[START Supplied data]
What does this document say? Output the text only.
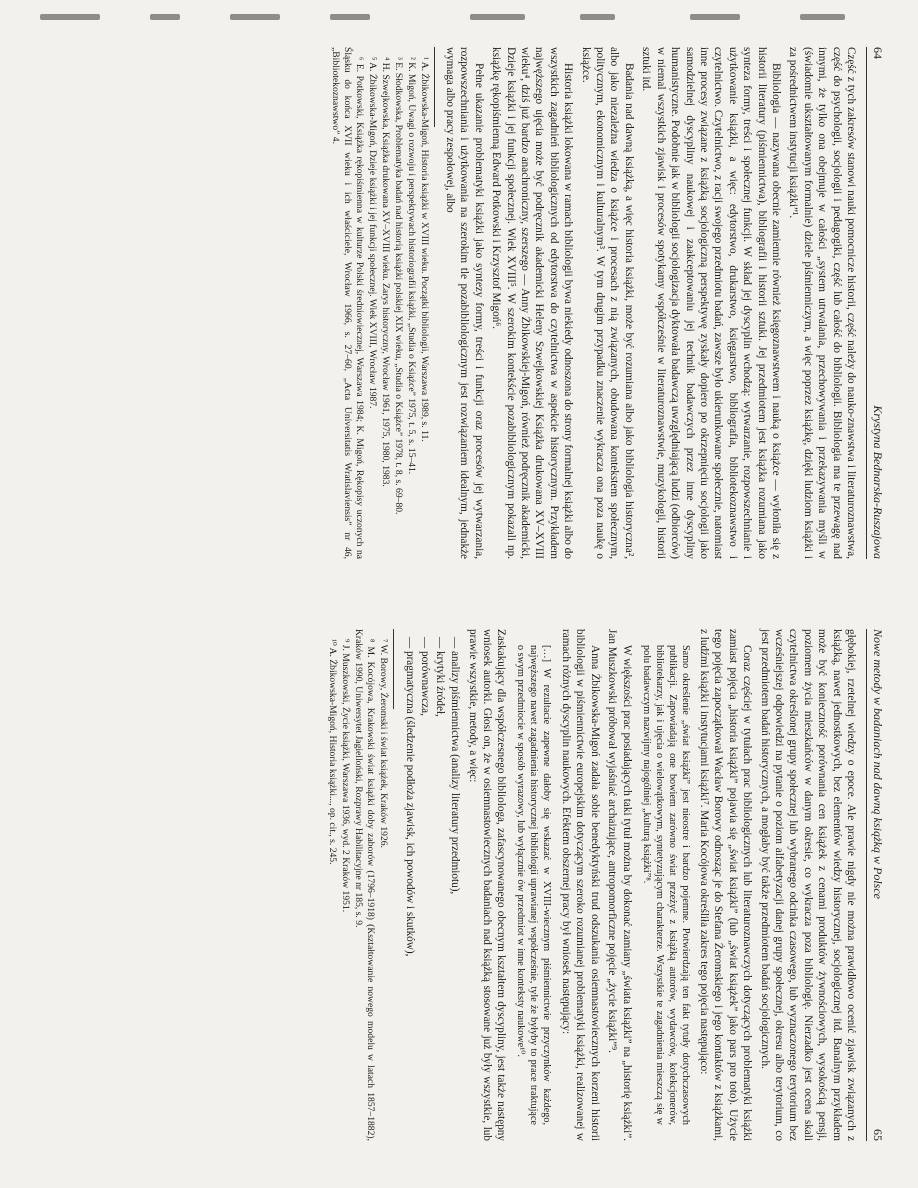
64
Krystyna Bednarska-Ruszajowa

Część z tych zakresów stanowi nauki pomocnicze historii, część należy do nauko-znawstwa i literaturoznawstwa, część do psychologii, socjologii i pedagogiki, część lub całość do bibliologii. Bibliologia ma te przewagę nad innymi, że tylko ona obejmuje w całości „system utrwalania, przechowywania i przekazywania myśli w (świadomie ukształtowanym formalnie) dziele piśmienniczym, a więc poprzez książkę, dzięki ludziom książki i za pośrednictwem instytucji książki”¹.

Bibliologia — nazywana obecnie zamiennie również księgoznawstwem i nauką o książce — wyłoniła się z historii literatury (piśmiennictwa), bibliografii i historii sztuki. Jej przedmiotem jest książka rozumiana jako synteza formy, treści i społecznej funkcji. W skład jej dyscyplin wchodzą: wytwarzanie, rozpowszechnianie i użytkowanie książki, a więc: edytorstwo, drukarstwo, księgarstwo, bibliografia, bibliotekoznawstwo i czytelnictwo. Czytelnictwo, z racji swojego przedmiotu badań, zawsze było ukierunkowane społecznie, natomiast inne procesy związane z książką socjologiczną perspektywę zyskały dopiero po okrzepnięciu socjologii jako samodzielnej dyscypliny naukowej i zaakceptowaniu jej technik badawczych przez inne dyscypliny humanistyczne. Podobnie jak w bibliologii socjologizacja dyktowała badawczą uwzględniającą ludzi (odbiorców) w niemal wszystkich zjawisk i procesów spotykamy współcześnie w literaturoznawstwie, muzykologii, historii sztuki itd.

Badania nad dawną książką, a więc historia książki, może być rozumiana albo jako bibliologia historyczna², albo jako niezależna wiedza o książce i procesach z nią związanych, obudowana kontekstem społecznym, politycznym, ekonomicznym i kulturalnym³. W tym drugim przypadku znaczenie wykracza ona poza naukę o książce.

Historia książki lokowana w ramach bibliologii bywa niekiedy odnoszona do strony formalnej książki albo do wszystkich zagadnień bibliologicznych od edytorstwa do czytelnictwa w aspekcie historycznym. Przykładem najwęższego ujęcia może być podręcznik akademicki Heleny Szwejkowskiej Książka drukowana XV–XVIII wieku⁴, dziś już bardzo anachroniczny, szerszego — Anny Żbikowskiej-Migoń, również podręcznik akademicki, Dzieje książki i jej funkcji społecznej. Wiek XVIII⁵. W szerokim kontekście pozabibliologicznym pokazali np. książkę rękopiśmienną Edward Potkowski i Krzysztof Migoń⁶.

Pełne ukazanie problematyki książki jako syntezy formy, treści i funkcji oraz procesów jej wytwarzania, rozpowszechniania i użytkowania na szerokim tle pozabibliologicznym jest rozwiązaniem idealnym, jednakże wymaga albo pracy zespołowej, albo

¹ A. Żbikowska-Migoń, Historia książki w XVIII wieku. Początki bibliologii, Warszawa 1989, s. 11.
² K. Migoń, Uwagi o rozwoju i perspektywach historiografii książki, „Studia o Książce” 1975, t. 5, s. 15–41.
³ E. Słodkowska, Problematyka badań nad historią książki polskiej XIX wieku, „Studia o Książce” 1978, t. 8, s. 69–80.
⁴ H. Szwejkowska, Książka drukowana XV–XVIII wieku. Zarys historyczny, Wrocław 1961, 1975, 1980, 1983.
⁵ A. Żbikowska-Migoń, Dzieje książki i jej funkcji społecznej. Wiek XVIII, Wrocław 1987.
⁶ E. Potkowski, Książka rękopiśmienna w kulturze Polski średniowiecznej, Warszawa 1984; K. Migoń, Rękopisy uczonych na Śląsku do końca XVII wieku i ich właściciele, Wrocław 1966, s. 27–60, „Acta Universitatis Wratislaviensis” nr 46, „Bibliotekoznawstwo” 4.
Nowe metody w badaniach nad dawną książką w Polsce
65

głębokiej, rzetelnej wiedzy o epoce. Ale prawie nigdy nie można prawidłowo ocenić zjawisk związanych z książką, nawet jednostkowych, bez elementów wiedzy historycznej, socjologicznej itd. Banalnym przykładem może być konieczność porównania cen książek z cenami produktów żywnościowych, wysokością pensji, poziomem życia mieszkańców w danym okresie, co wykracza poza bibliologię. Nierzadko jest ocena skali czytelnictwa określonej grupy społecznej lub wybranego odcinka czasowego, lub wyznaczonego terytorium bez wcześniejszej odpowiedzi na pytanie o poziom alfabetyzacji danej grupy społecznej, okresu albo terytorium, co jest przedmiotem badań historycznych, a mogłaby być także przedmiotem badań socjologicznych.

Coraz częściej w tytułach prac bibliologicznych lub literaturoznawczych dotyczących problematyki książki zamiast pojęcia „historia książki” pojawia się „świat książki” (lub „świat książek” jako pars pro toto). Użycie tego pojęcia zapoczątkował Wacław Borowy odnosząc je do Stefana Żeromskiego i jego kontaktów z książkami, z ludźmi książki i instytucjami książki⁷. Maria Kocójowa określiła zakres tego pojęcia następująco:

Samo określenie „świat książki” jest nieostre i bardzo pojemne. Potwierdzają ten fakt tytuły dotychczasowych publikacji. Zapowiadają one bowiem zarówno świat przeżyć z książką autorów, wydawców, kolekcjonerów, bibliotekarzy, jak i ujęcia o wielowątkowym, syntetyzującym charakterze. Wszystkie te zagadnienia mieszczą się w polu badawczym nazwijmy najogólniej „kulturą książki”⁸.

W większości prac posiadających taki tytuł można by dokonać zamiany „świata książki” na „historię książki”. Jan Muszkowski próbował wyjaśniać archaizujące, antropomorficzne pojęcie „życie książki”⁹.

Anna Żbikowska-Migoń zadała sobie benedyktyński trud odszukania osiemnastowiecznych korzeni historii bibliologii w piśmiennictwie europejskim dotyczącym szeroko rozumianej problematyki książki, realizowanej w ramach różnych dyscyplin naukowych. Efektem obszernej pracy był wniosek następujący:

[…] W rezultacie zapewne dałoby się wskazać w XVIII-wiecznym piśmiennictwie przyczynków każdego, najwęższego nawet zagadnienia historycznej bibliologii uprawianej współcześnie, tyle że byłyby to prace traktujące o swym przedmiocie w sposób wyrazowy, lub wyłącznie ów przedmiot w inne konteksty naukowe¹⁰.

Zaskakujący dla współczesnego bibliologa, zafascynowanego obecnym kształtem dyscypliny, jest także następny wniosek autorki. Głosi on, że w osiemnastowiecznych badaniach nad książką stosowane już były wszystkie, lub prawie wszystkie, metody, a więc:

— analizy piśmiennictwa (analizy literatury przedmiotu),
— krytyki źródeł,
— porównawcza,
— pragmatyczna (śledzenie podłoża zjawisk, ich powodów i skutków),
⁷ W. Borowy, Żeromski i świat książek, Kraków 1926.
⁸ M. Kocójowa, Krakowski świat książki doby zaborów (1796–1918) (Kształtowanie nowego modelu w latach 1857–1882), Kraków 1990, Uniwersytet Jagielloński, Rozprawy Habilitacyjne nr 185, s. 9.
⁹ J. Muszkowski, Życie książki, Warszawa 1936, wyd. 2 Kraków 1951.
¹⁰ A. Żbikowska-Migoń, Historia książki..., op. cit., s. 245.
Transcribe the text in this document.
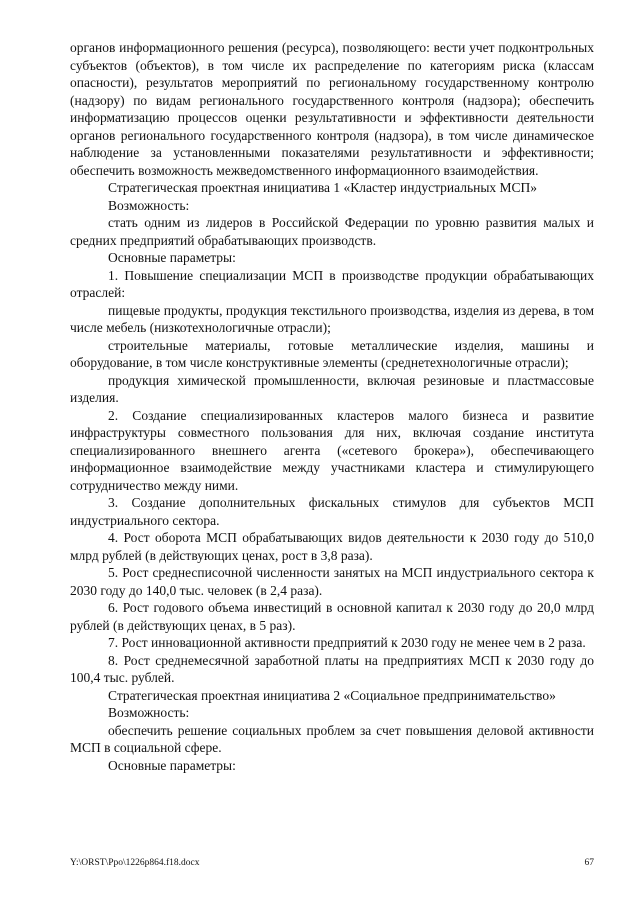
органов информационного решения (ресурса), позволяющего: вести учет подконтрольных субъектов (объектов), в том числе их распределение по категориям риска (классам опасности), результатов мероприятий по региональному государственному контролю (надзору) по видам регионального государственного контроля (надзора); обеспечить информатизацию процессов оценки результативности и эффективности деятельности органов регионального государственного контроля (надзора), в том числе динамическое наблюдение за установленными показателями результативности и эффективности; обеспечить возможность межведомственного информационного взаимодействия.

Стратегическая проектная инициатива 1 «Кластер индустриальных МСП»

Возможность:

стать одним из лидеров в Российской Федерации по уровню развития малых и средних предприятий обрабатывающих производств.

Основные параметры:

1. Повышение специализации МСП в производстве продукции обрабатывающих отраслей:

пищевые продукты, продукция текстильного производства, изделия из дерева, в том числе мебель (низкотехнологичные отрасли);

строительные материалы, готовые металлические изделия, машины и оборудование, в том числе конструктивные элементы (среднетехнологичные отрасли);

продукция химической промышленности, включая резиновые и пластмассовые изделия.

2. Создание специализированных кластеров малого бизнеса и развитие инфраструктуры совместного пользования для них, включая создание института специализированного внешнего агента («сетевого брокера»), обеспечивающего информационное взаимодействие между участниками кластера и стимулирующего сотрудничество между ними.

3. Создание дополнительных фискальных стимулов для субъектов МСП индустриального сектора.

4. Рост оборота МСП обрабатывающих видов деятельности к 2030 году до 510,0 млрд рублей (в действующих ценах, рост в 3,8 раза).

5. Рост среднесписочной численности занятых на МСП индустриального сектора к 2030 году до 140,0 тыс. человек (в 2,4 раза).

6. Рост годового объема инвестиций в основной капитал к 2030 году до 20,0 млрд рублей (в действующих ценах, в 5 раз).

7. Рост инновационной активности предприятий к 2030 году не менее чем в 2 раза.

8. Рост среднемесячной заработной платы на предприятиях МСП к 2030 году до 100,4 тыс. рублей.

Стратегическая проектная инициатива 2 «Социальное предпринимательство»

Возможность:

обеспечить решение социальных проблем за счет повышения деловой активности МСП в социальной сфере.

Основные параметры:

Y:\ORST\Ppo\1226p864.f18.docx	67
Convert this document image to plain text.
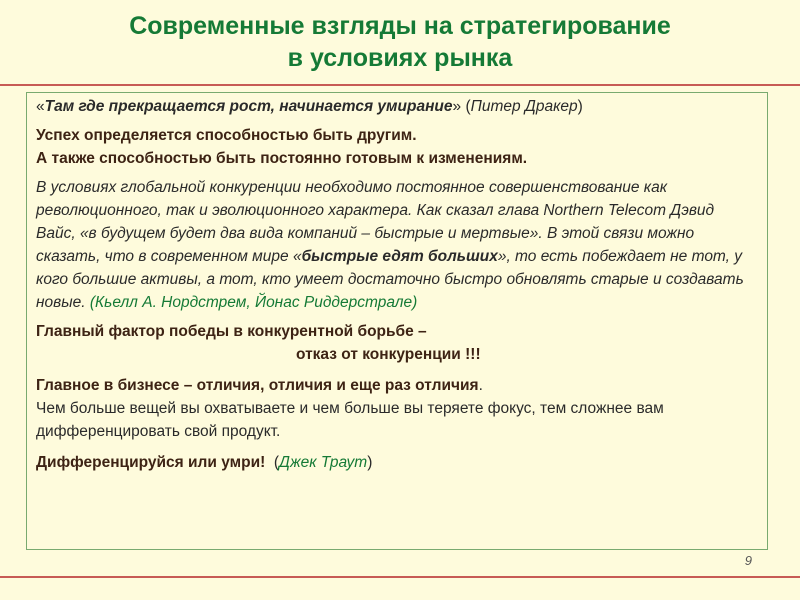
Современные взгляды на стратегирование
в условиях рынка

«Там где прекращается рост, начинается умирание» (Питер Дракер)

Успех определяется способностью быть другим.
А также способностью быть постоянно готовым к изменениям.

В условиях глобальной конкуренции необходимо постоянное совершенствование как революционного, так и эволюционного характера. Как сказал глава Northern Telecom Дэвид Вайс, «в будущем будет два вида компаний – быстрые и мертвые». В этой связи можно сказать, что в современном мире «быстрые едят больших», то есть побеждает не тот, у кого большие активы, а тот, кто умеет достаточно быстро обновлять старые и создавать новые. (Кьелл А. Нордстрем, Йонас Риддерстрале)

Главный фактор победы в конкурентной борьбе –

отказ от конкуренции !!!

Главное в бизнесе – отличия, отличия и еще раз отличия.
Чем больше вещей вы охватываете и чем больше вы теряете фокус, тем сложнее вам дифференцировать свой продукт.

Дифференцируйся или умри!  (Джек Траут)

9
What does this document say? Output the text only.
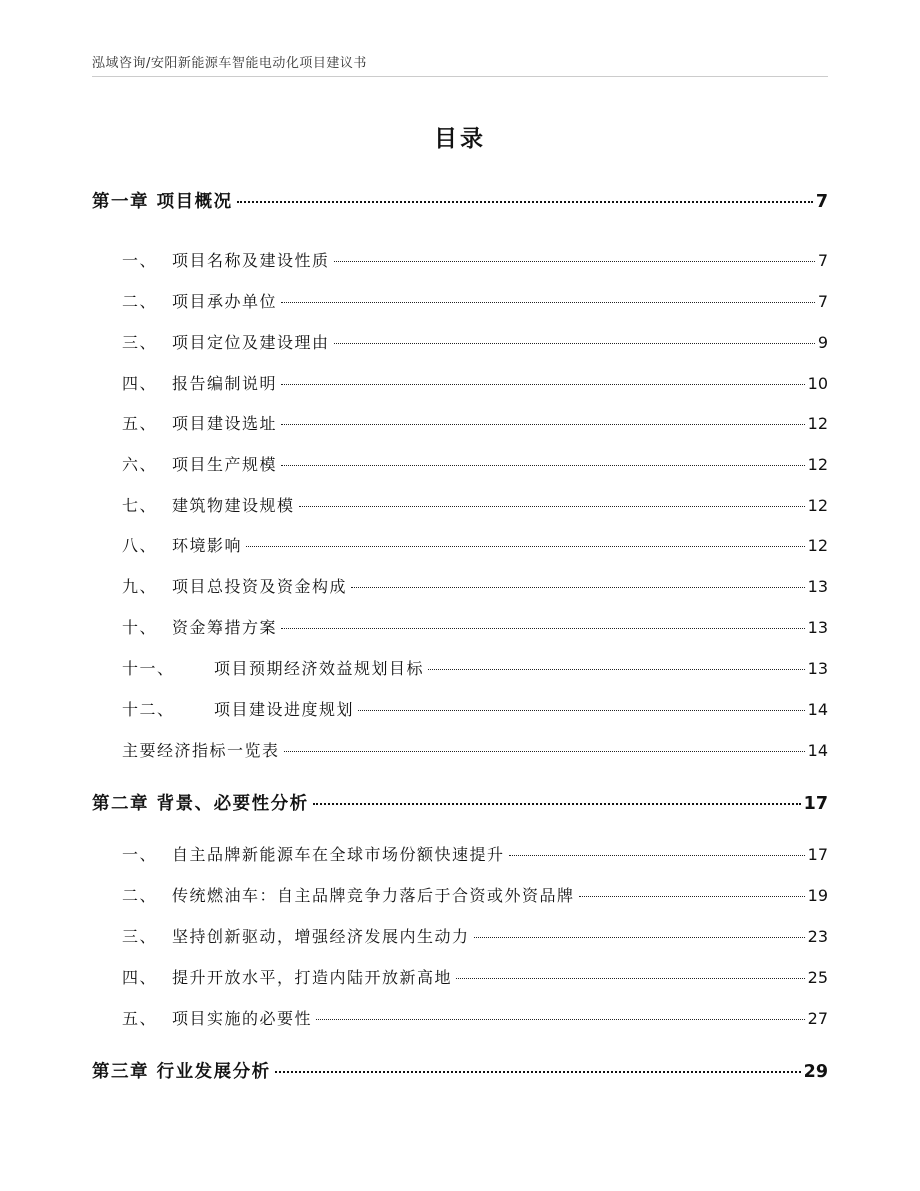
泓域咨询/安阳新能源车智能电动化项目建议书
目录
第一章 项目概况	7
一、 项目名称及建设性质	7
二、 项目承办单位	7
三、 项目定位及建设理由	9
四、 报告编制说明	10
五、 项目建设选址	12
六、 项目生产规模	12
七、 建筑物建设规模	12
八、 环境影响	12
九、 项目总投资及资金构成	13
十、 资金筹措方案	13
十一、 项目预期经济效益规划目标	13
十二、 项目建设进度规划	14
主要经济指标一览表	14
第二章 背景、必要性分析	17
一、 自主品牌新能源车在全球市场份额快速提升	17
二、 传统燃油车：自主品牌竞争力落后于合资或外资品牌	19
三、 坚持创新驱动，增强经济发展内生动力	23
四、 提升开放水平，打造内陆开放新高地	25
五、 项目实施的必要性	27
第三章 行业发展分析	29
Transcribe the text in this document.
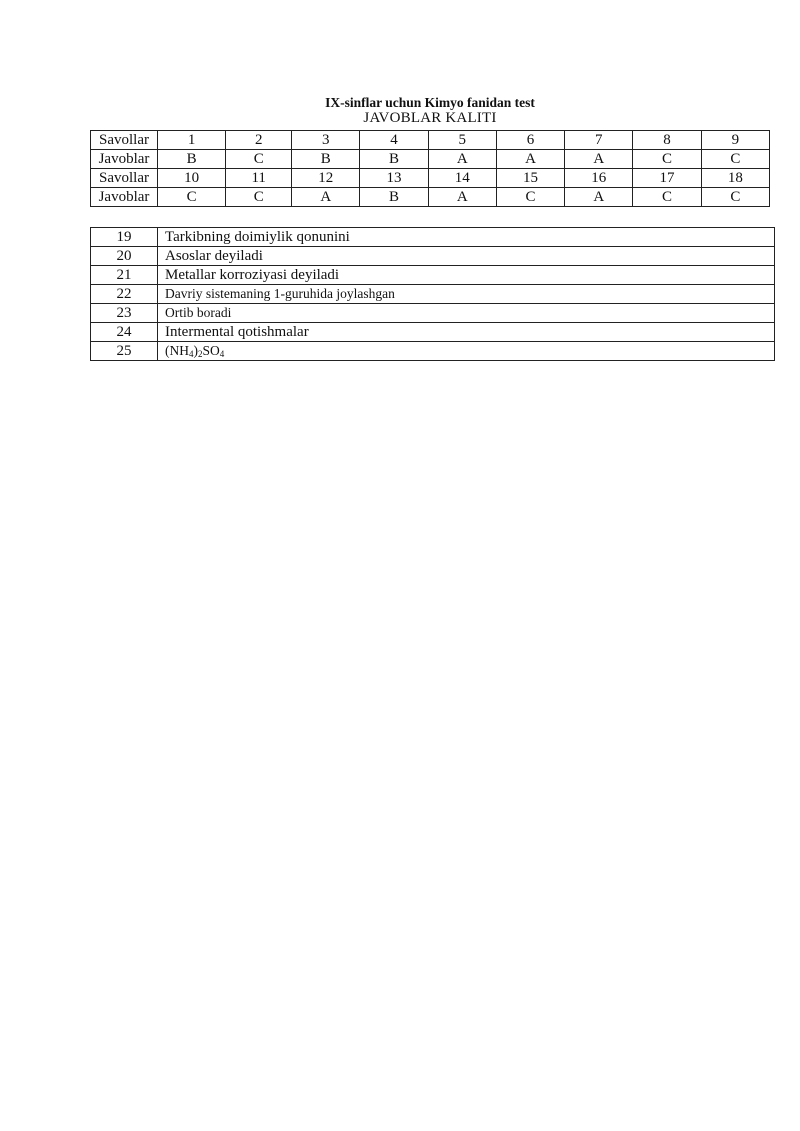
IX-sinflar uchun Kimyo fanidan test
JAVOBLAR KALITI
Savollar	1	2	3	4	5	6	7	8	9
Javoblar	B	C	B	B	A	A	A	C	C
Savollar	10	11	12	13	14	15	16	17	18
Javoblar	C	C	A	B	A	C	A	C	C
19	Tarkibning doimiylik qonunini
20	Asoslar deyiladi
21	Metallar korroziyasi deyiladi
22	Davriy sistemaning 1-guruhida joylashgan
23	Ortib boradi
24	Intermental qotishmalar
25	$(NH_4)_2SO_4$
[END Supplied data]
▶ **Work instructions**
Only a number is wanted: how many lines contain the word "wniosek"?

▶ **Output**
2